- [AIM]
Each record below is to be reproduced without any change.

Recorded data:
* begin *

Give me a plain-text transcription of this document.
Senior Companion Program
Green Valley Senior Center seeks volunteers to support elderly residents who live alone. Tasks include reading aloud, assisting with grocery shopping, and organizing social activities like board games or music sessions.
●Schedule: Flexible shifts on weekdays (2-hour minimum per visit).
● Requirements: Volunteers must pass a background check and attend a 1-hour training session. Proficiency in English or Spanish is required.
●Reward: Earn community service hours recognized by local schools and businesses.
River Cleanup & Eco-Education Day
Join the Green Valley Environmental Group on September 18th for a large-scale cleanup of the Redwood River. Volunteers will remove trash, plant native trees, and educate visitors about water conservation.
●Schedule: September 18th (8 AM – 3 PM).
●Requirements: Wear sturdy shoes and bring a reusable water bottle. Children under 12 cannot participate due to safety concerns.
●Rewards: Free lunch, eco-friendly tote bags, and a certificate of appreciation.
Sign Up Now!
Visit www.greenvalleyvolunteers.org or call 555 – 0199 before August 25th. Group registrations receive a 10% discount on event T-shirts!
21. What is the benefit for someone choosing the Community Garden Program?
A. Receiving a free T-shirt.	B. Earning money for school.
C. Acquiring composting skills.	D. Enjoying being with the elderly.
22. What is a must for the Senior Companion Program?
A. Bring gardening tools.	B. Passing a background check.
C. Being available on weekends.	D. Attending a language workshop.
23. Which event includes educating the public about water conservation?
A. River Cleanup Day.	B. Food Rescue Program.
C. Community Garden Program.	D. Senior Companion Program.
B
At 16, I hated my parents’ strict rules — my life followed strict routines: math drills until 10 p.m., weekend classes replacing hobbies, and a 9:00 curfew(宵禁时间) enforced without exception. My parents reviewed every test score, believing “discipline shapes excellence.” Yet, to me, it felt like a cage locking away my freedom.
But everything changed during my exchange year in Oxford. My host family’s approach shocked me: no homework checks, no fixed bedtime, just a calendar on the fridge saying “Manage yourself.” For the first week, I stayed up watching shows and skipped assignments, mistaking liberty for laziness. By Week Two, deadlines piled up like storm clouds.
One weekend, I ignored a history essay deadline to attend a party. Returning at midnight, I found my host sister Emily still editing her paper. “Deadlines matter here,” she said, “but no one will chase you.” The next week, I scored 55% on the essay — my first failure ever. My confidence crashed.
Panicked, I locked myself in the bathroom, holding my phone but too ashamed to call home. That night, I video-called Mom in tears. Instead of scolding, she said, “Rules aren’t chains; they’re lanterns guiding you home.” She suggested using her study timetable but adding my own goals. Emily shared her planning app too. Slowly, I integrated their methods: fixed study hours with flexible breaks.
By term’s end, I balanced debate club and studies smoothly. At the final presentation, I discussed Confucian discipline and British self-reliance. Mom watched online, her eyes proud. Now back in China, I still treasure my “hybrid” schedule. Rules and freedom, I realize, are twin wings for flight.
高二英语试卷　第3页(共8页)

* end *

- [ANSWER TO THE PROBLEM]
Give me a plain-text transcription of this document.
Senior Companion Program
Green Valley Senior Center seeks volunteers to support elderly residents who live alone. Tasks include reading aloud, assisting with grocery shopping, and organizing social activities like board games or music sessions.
●Schedule: Flexible shifts on weekdays (2-hour minimum per visit).
● Requirements: Volunteers must pass a background check and attend a 1-hour training session. Proficiency in English or Spanish is required.
●Reward: Earn community service hours recognized by local schools and businesses.
River Cleanup & Eco-Education Day
Join the Green Valley Environmental Group on September 18th for a large-scale cleanup of the Redwood River. Volunteers will remove trash, plant native trees, and educate visitors about water conservation.
●Schedule: September 18th (8 AM – 3 PM).
●Requirements: Wear sturdy shoes and bring a reusable water bottle. Children under 12 cannot participate due to safety concerns.
●Rewards: Free lunch, eco-friendly tote bags, and a certificate of appreciation.
Sign Up Now!
Visit www.greenvalleyvolunteers.org or call 555 – 0199 before August 25th. Group registrations receive a 10% discount on event T-shirts!
21. What is the benefit for someone choosing the Community Garden Program?
A. Receiving a free T-shirt.	B. Earning money for school.
C. Acquiring composting skills.	D. Enjoying being with the elderly.
22. What is a must for the Senior Companion Program?
A. Bring gardening tools.	B. Passing a background check.
C. Being available on weekends.	D. Attending a language workshop.
23. Which event includes educating the public about water conservation?
A. River Cleanup Day.	B. Food Rescue Program.
C. Community Garden Program.	D. Senior Companion Program.
B
At 16, I hated my parents’ strict rules — my life followed strict routines: math drills until 10 p.m., weekend classes replacing hobbies, and a 9:00 curfew(宵禁时间) enforced without exception. My parents reviewed every test score, believing “discipline shapes excellence.” Yet, to me, it felt like a cage locking away my freedom.
But everything changed during my exchange year in Oxford. My host family’s approach shocked me: no homework checks, no fixed bedtime, just a calendar on the fridge saying “Manage yourself.” For the first week, I stayed up watching shows and skipped assignments, mistaking liberty for laziness. By Week Two, deadlines piled up like storm clouds.
One weekend, I ignored a history essay deadline to attend a party. Returning at midnight, I found my host sister Emily still editing her paper. “Deadlines matter here,” she said, “but no one will chase you.” The next week, I scored 55% on the essay — my first failure ever. My confidence crashed.
Panicked, I locked myself in the bathroom, holding my phone but too ashamed to call home. That night, I video-called Mom in tears. Instead of scolding, she said, “Rules aren’t chains; they’re lanterns guiding you home.” She suggested using her study timetable but adding my own goals. Emily shared her planning app too. Slowly, I integrated their methods: fixed study hours with flexible breaks.
By term’s end, I balanced debate club and studies smoothly. At the final presentation, I discussed Confucian discipline and British self-reliance. Mom watched online, her eyes proud. Now back in China, I still treasure my “hybrid” schedule. Rules and freedom, I realize, are twin wings for flight.
高二英语试卷　第3页(共8页)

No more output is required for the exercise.